▸ **AIM OF THE EXERCISE**
Repeat the material below exactly, line for line.

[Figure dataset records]
- - - -
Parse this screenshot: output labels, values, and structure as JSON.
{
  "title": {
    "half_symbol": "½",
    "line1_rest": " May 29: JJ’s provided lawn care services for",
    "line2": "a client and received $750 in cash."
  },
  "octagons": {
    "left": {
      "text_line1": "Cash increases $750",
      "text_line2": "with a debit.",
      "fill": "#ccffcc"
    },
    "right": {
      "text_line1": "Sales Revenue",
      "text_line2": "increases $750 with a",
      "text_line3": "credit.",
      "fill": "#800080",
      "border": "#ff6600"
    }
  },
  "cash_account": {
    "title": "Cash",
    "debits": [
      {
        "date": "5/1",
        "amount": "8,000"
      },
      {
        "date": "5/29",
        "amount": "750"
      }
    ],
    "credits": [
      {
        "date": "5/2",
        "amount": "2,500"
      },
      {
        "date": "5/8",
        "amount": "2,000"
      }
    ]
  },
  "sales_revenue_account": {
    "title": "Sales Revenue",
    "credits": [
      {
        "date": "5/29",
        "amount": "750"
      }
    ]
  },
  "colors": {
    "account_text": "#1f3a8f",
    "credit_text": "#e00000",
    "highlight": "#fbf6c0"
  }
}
- - - -
▸ **OUTPUT**
Parse this screenshot: output labels, values, and structure as JSON.
{
  "title": {
    "half_symbol": "½",
    "line1_rest": " May 29: JJ’s provided lawn care services for",
    "line2": "a client and received $750 in cash."
  },
  "octagons": {
    "left": {
      "text_line1": "Cash increases $750",
      "text_line2": "with a debit.",
      "fill": "#ccffcc"
    },
    "right": {
      "text_line1": "Sales Revenue",
      "text_line2": "increases $750 with a",
      "text_line3": "credit.",
      "fill": "#800080",
      "border": "#ff6600"
    }
  },
  "cash_account": {
    "title": "Cash",
    "debits": [
      {
        "date": "5/1",
        "amount": "8,000"
      },
      {
        "date": "5/29",
        "amount": "750"
      }
    ],
    "credits": [
      {
        "date": "5/2",
        "amount": "2,500"
      },
      {
        "date": "5/8",
        "amount": "2,000"
      }
    ]
  },
  "sales_revenue_account": {
    "title": "Sales Revenue",
    "credits": [
      {
        "date": "5/29",
        "amount": "750"
      }
    ]
  },
  "colors": {
    "account_text": "#1f3a8f",
    "credit_text": "#e00000",
    "highlight": "#fbf6c0"
  }
}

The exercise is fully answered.